WHAT NEEDS TO BE DONE:
Filter the entries that follow, copying every line in which the word "mountain" appears.

Extracted data entries
☆ ☆ ☆

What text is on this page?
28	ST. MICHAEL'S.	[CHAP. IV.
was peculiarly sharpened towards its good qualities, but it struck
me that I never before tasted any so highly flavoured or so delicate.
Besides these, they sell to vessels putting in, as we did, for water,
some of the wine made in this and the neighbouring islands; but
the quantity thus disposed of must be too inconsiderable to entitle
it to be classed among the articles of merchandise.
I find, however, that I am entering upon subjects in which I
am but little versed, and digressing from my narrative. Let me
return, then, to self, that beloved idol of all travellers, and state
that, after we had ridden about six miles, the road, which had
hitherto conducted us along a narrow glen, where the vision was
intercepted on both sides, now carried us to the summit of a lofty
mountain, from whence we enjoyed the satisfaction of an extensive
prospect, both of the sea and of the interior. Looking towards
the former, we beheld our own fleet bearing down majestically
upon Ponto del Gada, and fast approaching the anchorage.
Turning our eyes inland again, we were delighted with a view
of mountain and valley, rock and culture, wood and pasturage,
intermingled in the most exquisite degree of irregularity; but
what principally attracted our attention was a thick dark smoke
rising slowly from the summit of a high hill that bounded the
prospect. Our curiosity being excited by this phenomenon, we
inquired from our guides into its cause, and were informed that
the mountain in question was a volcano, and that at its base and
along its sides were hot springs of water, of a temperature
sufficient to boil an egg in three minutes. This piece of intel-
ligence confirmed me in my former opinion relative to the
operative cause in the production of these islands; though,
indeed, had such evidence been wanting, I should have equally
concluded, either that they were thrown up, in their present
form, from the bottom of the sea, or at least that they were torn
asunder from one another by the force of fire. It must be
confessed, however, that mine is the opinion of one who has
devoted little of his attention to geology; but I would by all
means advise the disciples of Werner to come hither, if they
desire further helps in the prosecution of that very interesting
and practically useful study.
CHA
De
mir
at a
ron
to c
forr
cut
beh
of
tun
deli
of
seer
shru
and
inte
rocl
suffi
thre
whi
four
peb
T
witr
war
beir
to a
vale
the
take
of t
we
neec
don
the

☆ ☆ ☆

ANSWER BELOW:
mountain, from whence we enjoyed the satisfaction of an extensive
of mountain and valley, rock and culture, wood and pasturage,
the mountain in question was a volcano, and that at its base and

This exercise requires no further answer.